Stored records:

* * *

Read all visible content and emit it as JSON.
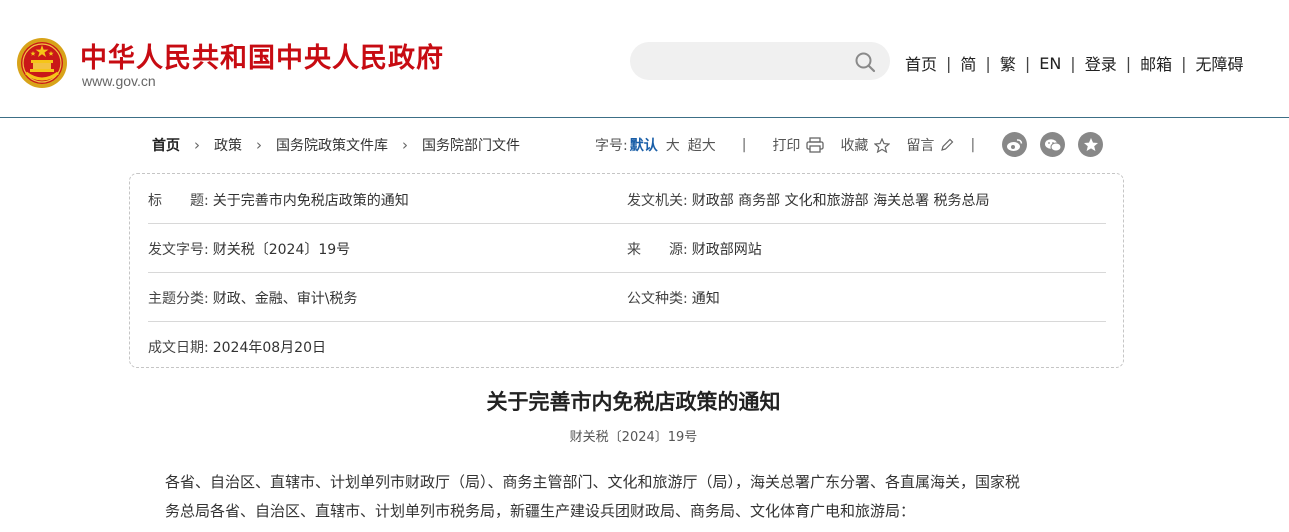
{
  "header": {
    "site_title": "中华人民共和国中央人民政府",
    "site_domain": "www.gov.cn",
    "search_placeholder": "",
    "nav": [
      "首页",
      "简",
      "繁",
      "EN",
      "登录",
      "邮箱",
      "无障碍"
    ],
    "brand_color": "#c70b12"
  },
  "breadcrumb": [
    "首页",
    "政策",
    "国务院政策文件库",
    "国务院部门文件"
  ],
  "tools": {
    "font_size_label": "字号:",
    "font_sizes": [
      "默认",
      "大",
      "超大"
    ],
    "print": "打印",
    "favorite": "收藏",
    "comment": "留言",
    "share_icons": [
      "weibo-icon",
      "wechat-icon",
      "qzone-icon"
    ]
  },
  "info": {
    "title_label": "标　　题:",
    "title": "关于完善市内免税店政策的通知",
    "issuer_label": "发文机关:",
    "issuer": "财政部 商务部 文化和旅游部 海关总署 税务总局",
    "docno_label": "发文字号:",
    "docno": "财关税〔2024〕19号",
    "source_label": "来　　源:",
    "source": "财政部网站",
    "topic_label": "主题分类:",
    "topic": "财政、金融、审计\\税务",
    "doctype_label": "公文种类:",
    "doctype": "通知",
    "date_label": "成文日期:",
    "date": "2024年08月20日"
  },
  "article": {
    "title": "关于完善市内免税店政策的通知",
    "docno": "财关税〔2024〕19号",
    "body_line1": "各省、自治区、直辖市、计划单列市财政厅（局）、商务主管部门、文化和旅游厅（局），海关总署广东分署、各直属海关，国家税",
    "body_line2": "务总局各省、自治区、直辖市、计划单列市税务局，新疆生产建设兵团财政局、商务局、文化体育广电和旅游局："
  }
}
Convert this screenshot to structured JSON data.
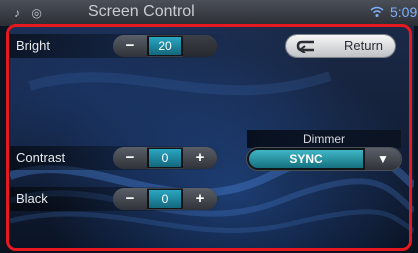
{
  "status_bar": {
    "left_icons": "♪ ◎",
    "title": "Screen Control",
    "right_icon": "wifi-icon",
    "time": "5:09"
  },
  "bright": {
    "label": "Bright",
    "value": "20",
    "minus": "−",
    "plus": "+"
  },
  "contrast": {
    "label": "Contrast",
    "value": "0",
    "minus": "−",
    "plus": "+"
  },
  "black": {
    "label": "Black",
    "value": "0",
    "minus": "−",
    "plus": "+"
  },
  "return_button": {
    "label": "Return",
    "icon": "return-arrow-icon"
  },
  "dimmer": {
    "title": "Dimmer",
    "value": "SYNC",
    "arrow": "▼"
  },
  "colors": {
    "frame": "#e5191f",
    "value_cell": "#2aa7c2",
    "background": "#0b1220"
  }
}
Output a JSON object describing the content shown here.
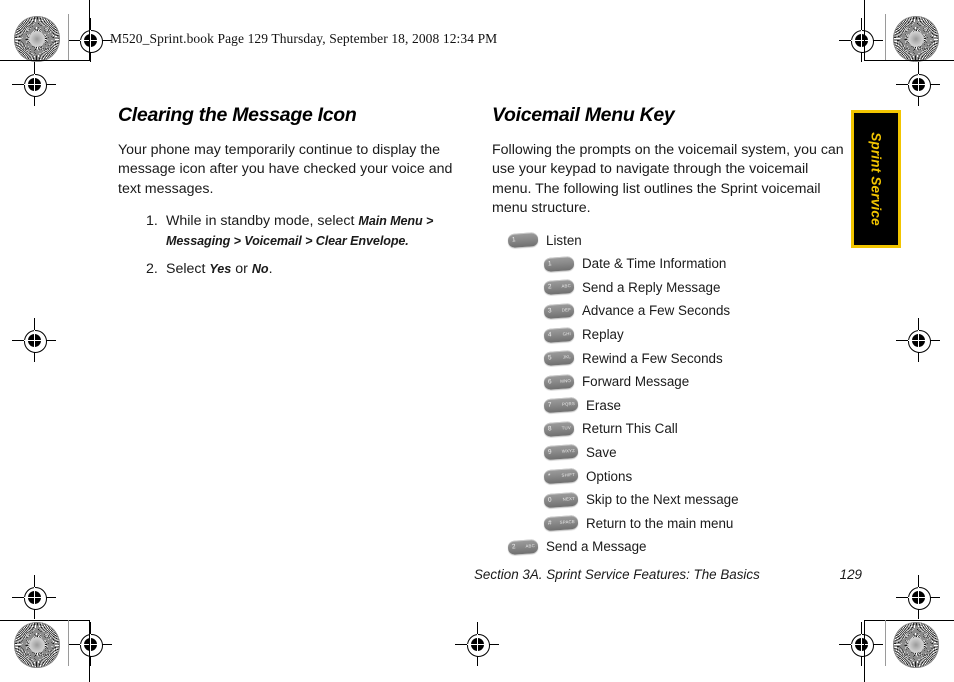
{
  "running_head": "M520_Sprint.book  Page 129  Thursday, September 18, 2008  12:34 PM",
  "left_column": {
    "heading": "Clearing the Message Icon",
    "paragraph": "Your phone may temporarily continue to display the message icon after you have checked your voice and text messages.",
    "steps": [
      {
        "lead": "While in standby mode, select ",
        "path": "Main Menu > Messaging > Voicemail > Clear Envelope.",
        "tail": ""
      },
      {
        "lead": "Select ",
        "emph1": "Yes",
        "mid": " or ",
        "emph2": "No",
        "tail": "."
      }
    ]
  },
  "right_column": {
    "heading": "Voicemail Menu Key",
    "paragraph": "Following the prompts on the voicemail system, you can use your keypad to navigate through the voicemail menu. The following list outlines the Sprint voicemail menu structure.",
    "menu_items": [
      {
        "level": 1,
        "icon": "key-1-icon",
        "digit": "1",
        "letters": "",
        "label": "Listen"
      },
      {
        "level": 2,
        "icon": "key-1-icon",
        "digit": "1",
        "letters": "",
        "label": "Date & Time Information"
      },
      {
        "level": 2,
        "icon": "key-2-icon",
        "digit": "2",
        "letters": "ABC",
        "label": "Send a Reply Message"
      },
      {
        "level": 2,
        "icon": "key-3-icon",
        "digit": "3",
        "letters": "DEF",
        "label": "Advance a Few Seconds"
      },
      {
        "level": 2,
        "icon": "key-4-icon",
        "digit": "4",
        "letters": "GHI",
        "label": "Replay"
      },
      {
        "level": 2,
        "icon": "key-5-icon",
        "digit": "5",
        "letters": "JKL",
        "label": "Rewind a Few Seconds"
      },
      {
        "level": 2,
        "icon": "key-6-icon",
        "digit": "6",
        "letters": "MNO",
        "label": "Forward Message"
      },
      {
        "level": 2,
        "icon": "key-7-icon",
        "digit": "7",
        "letters": "PQRS",
        "label": "Erase"
      },
      {
        "level": 2,
        "icon": "key-8-icon",
        "digit": "8",
        "letters": "TUV",
        "label": "Return This Call"
      },
      {
        "level": 2,
        "icon": "key-9-icon",
        "digit": "9",
        "letters": "WXYZ",
        "label": "Save"
      },
      {
        "level": 2,
        "icon": "key-star-icon",
        "digit": "*",
        "letters": "SHIFT",
        "label": "Options"
      },
      {
        "level": 2,
        "icon": "key-0-icon",
        "digit": "0",
        "letters": "NEXT",
        "label": "Skip to the Next message"
      },
      {
        "level": 2,
        "icon": "key-hash-icon",
        "digit": "#",
        "letters": "SPACE",
        "label": "Return to the main menu"
      },
      {
        "level": 1,
        "icon": "key-2-icon",
        "digit": "2",
        "letters": "ABC",
        "label": "Send a Message"
      }
    ]
  },
  "side_tab": {
    "label": "Sprint Service",
    "background": "#000000",
    "border_color": "#f2c500",
    "text_color": "#f2c500"
  },
  "footer": {
    "section": "Section 3A. Sprint Service Features: The Basics",
    "page_number": "129"
  }
}
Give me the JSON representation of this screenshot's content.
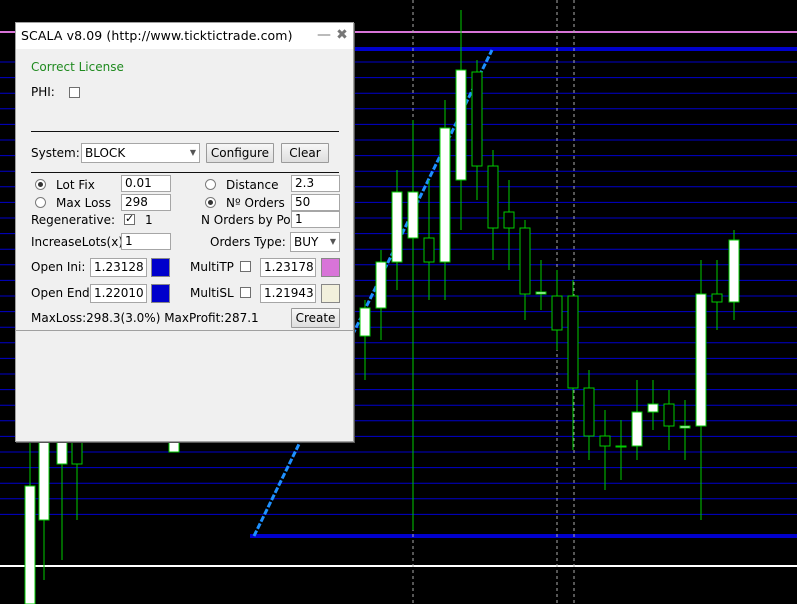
{
  "window": {
    "title": "SCALA v8.09 (http://www.ticktictrade.com)",
    "minimize_icon": "minimize-icon",
    "close_icon": "close-icon"
  },
  "license": {
    "text": "Correct License",
    "color": "#1f8a1f"
  },
  "phi": {
    "label": "PHI:",
    "checked": false
  },
  "system": {
    "label": "System:",
    "selected": "BLOCK",
    "configure_label": "Configure",
    "clear_label": "Clear"
  },
  "sizing": {
    "lot_fix": {
      "label": "Lot Fix",
      "value": "0.01",
      "selected": true
    },
    "max_loss": {
      "label": "Max Loss",
      "value": "298",
      "selected": false
    },
    "distance": {
      "label": "Distance",
      "value": "2.3",
      "selected": false
    },
    "n_orders": {
      "label": "Nº Orders",
      "value": "50",
      "selected": true
    }
  },
  "regenerative": {
    "label": "Regenerative:",
    "checked": true,
    "value": "1"
  },
  "n_orders_by_pos": {
    "label": "N Orders by Pos",
    "value": "1"
  },
  "increase_lots": {
    "label": "IncreaseLots(x)",
    "value": "1"
  },
  "orders_type": {
    "label": "Orders Type:",
    "selected": "BUY"
  },
  "open_ini": {
    "label": "Open Ini:",
    "value": "1.23128",
    "color": "#0000cc"
  },
  "open_end": {
    "label": "Open End:",
    "value": "1.22010",
    "color": "#0000cc"
  },
  "multi_tp": {
    "label": "MultiTP",
    "checked": false,
    "value": "1.23178",
    "color": "#d874d8"
  },
  "multi_sl": {
    "label": "MultiSL",
    "checked": false,
    "value": "1.21943",
    "color": "#f2f0dc"
  },
  "summary": {
    "text": "MaxLoss:298.3(3.0%) MaxProfit:287.1"
  },
  "create_label": "Create",
  "chart_colors": {
    "background": "#000000",
    "grid_level": "#0000cc",
    "bold_level": "#0000cc",
    "top_level": "#d874d8",
    "bottom_level": "#ffffff",
    "candle_outline": "#00cc00",
    "bull_body": "#ffffff",
    "bear_body": "#000000",
    "trendline": "#1e90ff"
  }
}
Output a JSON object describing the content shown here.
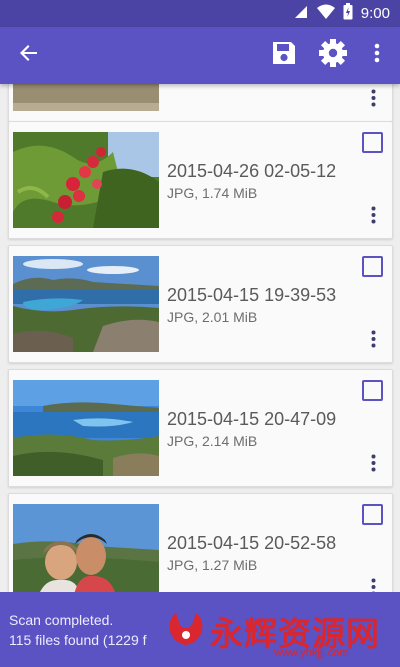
{
  "status_bar": {
    "time": "9:00"
  },
  "toolbar": {
    "back_icon": "arrow-back-icon",
    "save_icon": "save-icon",
    "settings_icon": "gear-icon",
    "overflow_icon": "more-vert-icon"
  },
  "files": [
    {
      "title": "2015-04-26 02-05-12",
      "info": "JPG, 1.74 MiB",
      "checked": false
    },
    {
      "title": "2015-04-15 19-39-53",
      "info": "JPG, 2.01 MiB",
      "checked": false
    },
    {
      "title": "2015-04-15 20-47-09",
      "info": "JPG, 2.14 MiB",
      "checked": false
    },
    {
      "title": "2015-04-15 20-52-58",
      "info": "JPG, 1.27 MiB",
      "checked": false
    }
  ],
  "snackbar": {
    "line1": "Scan completed.",
    "line2": "115 files found (1229 f"
  },
  "watermark": {
    "text": "永辉资源网",
    "url": "www.yhkjjj.com"
  },
  "colors": {
    "primary": "#5b52c4",
    "status_bar": "#4c44a4",
    "accent": "#5b52c4",
    "watermark": "#d9262f"
  }
}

* * *

Identify all lines where the word "screenshot" shows up. Copy them.

Convert this screenshot to structured JSON data.
Give me the JSON representation of this screenshot's content.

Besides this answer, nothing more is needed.